— Do this —
Locate each line of the material that contains "name", then return it.

— Provided records —
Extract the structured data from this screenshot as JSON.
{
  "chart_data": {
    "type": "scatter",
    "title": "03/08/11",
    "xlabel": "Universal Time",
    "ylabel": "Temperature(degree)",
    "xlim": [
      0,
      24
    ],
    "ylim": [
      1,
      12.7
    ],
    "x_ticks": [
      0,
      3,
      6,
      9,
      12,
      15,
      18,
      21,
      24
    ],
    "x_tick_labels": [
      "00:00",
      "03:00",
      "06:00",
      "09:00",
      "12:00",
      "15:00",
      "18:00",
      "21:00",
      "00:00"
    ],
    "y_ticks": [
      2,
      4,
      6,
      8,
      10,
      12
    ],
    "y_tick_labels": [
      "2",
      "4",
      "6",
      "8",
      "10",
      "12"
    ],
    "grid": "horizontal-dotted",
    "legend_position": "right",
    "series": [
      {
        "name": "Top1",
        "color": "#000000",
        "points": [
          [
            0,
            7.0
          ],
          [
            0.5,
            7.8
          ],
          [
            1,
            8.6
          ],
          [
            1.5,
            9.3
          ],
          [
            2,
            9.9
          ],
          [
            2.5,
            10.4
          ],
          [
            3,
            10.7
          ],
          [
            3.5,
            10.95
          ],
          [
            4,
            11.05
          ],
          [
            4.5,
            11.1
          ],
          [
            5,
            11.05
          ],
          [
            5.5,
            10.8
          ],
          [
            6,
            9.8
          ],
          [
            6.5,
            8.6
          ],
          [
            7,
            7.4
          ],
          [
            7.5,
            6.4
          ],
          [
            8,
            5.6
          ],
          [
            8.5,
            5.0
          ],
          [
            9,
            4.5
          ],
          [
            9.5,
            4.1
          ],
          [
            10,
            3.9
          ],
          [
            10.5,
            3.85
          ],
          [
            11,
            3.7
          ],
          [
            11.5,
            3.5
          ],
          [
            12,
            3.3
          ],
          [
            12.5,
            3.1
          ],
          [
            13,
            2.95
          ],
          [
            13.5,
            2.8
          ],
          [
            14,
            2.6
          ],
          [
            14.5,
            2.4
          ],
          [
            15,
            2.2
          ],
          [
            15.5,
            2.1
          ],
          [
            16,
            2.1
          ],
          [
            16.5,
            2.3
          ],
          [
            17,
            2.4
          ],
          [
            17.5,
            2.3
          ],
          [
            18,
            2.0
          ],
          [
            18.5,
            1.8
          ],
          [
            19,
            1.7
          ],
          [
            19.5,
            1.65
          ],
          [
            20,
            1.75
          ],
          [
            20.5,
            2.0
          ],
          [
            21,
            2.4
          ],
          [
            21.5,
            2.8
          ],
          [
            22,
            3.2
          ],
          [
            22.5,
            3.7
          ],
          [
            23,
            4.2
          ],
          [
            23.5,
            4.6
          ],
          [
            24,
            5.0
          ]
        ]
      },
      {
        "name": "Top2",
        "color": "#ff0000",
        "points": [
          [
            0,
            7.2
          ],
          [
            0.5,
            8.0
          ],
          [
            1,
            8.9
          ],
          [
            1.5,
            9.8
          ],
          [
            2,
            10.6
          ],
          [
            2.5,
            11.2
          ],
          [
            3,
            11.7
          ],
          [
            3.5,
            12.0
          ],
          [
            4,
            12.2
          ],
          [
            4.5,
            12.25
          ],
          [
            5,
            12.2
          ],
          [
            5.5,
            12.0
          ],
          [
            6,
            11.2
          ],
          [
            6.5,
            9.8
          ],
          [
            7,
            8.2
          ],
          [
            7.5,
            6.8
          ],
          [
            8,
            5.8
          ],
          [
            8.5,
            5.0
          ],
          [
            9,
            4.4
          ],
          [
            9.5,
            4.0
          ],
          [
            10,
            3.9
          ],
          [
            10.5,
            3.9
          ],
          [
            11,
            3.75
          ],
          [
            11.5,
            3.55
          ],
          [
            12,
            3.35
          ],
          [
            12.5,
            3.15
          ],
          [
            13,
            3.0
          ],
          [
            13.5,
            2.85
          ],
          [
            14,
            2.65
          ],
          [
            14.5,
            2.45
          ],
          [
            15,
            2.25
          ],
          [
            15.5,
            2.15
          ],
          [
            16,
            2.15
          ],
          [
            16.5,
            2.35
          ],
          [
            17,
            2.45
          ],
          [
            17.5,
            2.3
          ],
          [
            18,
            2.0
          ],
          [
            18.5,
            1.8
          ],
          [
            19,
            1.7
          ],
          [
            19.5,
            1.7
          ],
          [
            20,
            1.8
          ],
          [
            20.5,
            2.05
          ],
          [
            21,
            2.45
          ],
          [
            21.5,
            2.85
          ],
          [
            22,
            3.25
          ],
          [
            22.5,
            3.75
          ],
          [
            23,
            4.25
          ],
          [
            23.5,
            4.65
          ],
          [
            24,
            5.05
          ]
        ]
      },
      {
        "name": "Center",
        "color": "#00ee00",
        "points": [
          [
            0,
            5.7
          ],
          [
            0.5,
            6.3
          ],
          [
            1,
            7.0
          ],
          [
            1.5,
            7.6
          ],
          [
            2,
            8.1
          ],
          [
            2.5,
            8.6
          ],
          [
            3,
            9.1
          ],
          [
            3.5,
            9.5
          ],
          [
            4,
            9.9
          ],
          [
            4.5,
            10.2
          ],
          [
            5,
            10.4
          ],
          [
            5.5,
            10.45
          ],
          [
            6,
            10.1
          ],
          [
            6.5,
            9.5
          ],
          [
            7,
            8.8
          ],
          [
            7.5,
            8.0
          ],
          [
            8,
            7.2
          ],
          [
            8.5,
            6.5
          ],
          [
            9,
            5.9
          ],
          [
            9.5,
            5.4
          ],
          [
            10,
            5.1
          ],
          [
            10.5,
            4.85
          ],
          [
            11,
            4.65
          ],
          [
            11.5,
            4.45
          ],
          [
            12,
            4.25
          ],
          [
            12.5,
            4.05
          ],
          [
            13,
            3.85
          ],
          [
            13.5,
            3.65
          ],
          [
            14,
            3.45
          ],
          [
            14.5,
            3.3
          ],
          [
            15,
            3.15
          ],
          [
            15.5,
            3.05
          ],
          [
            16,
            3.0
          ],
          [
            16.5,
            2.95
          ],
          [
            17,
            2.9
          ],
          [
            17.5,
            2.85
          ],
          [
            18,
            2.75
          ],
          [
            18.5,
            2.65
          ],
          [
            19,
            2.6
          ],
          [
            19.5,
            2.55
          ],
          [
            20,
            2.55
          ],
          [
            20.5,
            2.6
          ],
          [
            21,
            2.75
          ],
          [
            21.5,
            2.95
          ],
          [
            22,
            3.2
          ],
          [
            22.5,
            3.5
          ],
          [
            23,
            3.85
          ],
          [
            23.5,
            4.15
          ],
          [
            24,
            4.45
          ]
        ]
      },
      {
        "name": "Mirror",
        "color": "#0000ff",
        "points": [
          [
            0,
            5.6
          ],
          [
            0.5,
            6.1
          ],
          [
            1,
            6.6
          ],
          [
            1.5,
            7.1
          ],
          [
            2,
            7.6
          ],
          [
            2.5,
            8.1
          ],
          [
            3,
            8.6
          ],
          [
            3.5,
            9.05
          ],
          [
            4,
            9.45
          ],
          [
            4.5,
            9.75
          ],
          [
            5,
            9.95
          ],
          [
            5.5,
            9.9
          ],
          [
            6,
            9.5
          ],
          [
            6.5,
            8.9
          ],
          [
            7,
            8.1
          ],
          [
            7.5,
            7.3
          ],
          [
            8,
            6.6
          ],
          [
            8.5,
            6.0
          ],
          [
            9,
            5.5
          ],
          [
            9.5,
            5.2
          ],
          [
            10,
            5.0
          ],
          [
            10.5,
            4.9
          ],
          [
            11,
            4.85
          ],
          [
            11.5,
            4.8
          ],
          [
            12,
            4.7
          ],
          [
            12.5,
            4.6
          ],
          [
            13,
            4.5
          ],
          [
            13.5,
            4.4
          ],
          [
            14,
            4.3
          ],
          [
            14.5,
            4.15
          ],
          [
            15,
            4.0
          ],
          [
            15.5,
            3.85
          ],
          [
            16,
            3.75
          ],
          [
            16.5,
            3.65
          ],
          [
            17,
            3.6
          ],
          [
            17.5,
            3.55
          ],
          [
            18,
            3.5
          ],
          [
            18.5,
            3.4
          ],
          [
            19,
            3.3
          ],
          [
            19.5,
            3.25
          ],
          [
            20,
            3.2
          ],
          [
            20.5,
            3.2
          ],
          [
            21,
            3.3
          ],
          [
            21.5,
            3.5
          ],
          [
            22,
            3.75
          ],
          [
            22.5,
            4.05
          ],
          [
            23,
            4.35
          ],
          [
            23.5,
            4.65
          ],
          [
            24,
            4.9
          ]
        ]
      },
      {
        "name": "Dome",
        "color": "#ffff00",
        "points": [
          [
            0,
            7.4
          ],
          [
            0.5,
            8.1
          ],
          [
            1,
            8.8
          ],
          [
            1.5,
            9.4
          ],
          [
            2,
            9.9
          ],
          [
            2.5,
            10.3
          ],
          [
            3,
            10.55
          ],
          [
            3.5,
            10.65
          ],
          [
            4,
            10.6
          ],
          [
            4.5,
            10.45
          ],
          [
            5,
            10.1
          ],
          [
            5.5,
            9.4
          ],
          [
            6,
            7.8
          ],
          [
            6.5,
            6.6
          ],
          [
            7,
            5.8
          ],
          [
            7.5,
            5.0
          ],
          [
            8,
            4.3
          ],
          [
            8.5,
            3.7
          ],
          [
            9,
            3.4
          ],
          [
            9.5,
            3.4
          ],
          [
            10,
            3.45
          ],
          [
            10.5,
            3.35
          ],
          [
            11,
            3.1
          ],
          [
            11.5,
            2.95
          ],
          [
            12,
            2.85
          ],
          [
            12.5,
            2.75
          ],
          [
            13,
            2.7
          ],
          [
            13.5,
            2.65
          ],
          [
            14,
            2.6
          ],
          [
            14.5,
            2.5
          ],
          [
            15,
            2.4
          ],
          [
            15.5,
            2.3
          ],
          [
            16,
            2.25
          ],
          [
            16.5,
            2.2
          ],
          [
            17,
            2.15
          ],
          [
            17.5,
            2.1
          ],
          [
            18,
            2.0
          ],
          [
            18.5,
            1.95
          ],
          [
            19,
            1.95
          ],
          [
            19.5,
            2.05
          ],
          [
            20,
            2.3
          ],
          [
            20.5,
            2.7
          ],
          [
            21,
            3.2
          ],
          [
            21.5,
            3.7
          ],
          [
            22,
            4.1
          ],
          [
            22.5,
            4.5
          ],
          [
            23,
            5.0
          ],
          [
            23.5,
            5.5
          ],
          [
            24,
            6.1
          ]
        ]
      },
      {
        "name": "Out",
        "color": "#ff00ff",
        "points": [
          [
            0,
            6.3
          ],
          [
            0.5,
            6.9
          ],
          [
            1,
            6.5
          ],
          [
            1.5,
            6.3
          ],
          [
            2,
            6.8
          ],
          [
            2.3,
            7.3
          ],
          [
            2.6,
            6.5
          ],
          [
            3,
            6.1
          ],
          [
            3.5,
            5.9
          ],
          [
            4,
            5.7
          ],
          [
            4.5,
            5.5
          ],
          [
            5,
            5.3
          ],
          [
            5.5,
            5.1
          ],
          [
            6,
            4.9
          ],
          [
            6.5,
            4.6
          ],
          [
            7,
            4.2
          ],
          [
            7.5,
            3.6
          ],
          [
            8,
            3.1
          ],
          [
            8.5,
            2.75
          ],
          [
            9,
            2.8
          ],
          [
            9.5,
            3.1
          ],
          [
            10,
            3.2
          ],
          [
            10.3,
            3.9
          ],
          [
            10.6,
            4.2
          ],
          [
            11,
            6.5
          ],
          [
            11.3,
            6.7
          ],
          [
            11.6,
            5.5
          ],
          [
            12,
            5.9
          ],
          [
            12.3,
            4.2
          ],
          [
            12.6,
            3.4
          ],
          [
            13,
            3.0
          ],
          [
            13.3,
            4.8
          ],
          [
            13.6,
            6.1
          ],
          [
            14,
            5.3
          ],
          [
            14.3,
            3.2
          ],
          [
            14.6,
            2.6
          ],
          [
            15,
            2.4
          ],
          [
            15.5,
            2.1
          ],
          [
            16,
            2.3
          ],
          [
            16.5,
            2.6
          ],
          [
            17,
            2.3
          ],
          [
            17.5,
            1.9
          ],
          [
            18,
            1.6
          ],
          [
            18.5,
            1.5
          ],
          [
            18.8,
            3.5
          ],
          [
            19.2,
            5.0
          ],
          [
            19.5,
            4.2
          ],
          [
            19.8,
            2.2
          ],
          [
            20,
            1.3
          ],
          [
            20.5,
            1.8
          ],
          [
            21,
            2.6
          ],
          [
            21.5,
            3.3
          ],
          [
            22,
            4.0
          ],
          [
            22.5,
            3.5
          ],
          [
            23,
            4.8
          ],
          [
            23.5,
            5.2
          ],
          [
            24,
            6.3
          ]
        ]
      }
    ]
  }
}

— Expected output —
        "name": "Top1",
        "name": "Top2",
        "name": "Center",
        "name": "Mirror",
        "name": "Dome",
        "name": "Out",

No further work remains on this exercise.